▶ _WRITTEN REQUEST_
Lines containing the word "outside" are the ones to copy from the records below.

□ □ □

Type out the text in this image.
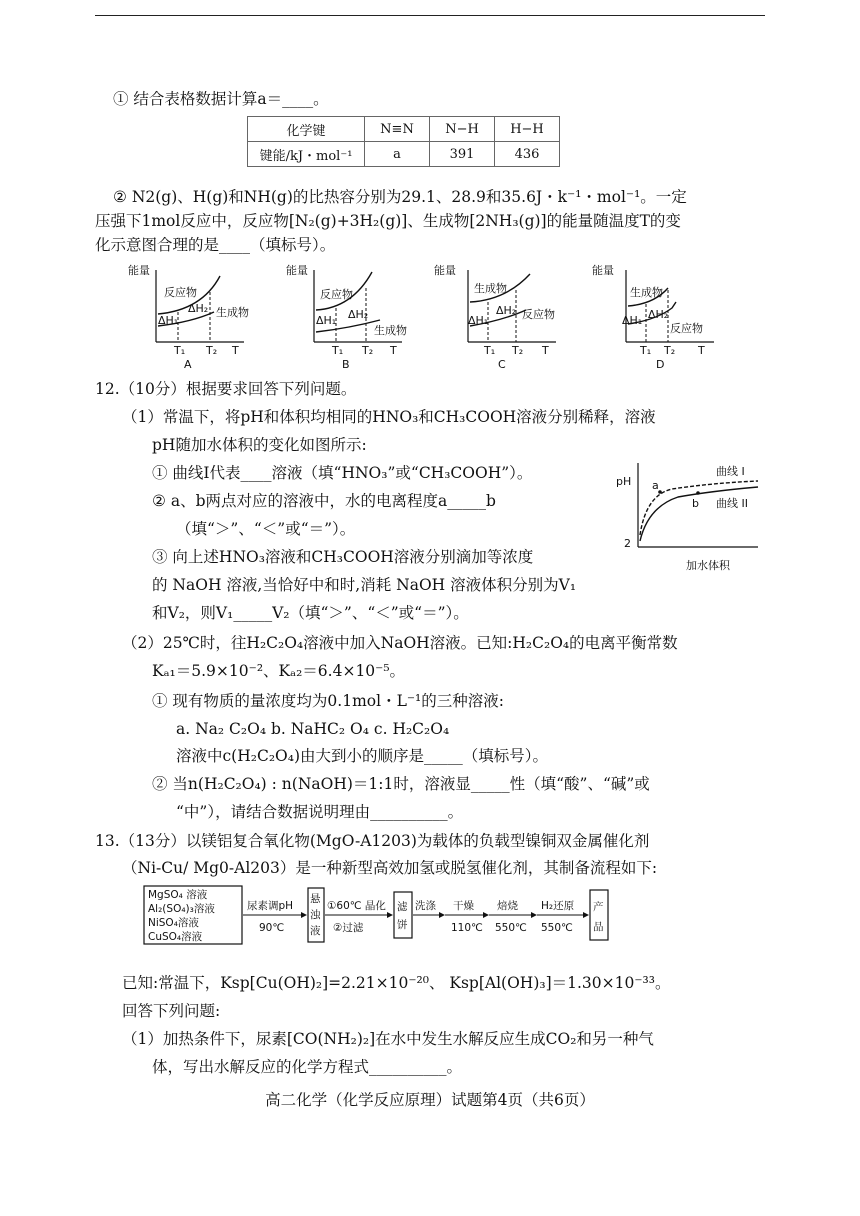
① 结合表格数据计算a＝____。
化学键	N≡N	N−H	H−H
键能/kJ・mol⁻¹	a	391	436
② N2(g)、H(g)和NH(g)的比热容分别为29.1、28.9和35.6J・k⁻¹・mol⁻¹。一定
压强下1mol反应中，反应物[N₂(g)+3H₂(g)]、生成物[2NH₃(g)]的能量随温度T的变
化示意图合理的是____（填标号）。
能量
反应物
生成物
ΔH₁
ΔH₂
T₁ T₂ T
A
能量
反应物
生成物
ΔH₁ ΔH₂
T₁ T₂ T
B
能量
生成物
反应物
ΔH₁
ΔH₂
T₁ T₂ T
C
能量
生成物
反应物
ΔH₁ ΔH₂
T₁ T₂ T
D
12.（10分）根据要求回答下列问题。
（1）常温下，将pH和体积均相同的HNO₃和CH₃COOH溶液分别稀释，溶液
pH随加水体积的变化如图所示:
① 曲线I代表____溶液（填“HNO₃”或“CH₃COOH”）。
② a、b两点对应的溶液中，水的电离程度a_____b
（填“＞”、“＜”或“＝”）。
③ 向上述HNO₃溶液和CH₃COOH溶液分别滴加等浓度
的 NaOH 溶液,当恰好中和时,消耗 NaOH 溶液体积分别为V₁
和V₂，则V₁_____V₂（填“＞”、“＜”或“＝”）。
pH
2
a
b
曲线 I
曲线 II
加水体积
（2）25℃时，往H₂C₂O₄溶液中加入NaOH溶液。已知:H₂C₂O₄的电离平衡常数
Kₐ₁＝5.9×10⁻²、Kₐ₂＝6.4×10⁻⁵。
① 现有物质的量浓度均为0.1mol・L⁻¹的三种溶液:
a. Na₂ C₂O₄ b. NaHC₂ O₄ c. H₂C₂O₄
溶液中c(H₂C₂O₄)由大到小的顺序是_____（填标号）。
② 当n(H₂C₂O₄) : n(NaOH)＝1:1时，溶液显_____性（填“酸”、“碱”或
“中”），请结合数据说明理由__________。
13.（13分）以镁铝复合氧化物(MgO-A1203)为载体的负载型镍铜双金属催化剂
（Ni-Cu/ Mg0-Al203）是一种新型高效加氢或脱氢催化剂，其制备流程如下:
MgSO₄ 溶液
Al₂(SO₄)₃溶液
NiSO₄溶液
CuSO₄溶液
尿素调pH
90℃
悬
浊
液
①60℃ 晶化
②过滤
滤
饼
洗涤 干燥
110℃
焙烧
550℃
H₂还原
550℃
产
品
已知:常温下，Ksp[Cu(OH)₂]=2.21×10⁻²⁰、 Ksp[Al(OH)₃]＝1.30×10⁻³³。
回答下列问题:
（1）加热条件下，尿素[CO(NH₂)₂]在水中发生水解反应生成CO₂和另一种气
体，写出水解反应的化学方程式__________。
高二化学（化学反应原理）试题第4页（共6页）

□ □ □

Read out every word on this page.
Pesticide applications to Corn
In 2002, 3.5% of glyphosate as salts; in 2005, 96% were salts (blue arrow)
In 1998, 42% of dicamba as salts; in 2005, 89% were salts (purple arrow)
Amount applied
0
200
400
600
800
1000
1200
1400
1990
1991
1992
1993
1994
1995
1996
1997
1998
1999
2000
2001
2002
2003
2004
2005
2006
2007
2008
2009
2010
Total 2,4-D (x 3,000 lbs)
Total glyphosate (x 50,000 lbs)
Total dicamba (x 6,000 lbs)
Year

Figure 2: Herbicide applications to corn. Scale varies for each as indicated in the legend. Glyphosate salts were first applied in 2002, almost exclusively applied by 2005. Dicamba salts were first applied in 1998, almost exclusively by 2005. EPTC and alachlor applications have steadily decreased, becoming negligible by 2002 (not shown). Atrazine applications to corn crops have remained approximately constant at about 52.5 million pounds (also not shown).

□ □ □

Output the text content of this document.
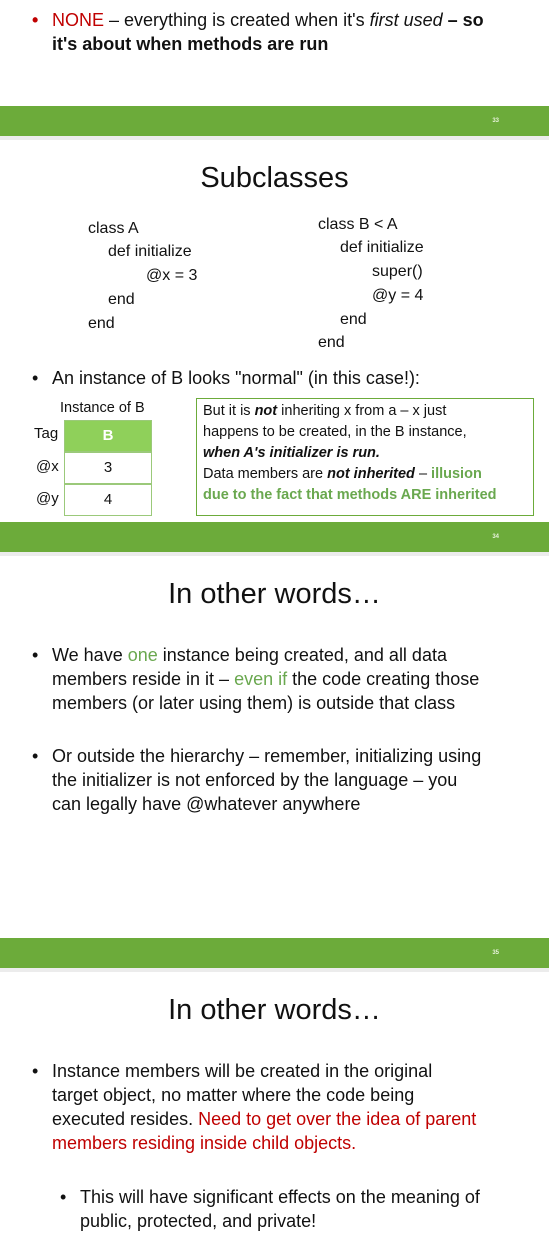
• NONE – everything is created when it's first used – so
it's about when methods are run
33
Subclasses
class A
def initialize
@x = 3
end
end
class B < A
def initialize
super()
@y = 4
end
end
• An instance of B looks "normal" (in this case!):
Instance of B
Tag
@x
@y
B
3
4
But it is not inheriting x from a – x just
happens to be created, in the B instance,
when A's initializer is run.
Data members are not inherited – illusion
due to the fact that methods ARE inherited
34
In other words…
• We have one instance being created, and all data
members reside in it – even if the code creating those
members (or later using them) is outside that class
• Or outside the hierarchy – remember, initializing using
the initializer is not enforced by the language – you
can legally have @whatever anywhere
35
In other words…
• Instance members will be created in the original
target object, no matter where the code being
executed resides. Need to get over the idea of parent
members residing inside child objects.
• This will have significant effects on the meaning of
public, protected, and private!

□ □ □

▶ _REPLY_
members (or later using them) is outside that class
• Or outside the hierarchy – remember, initializing using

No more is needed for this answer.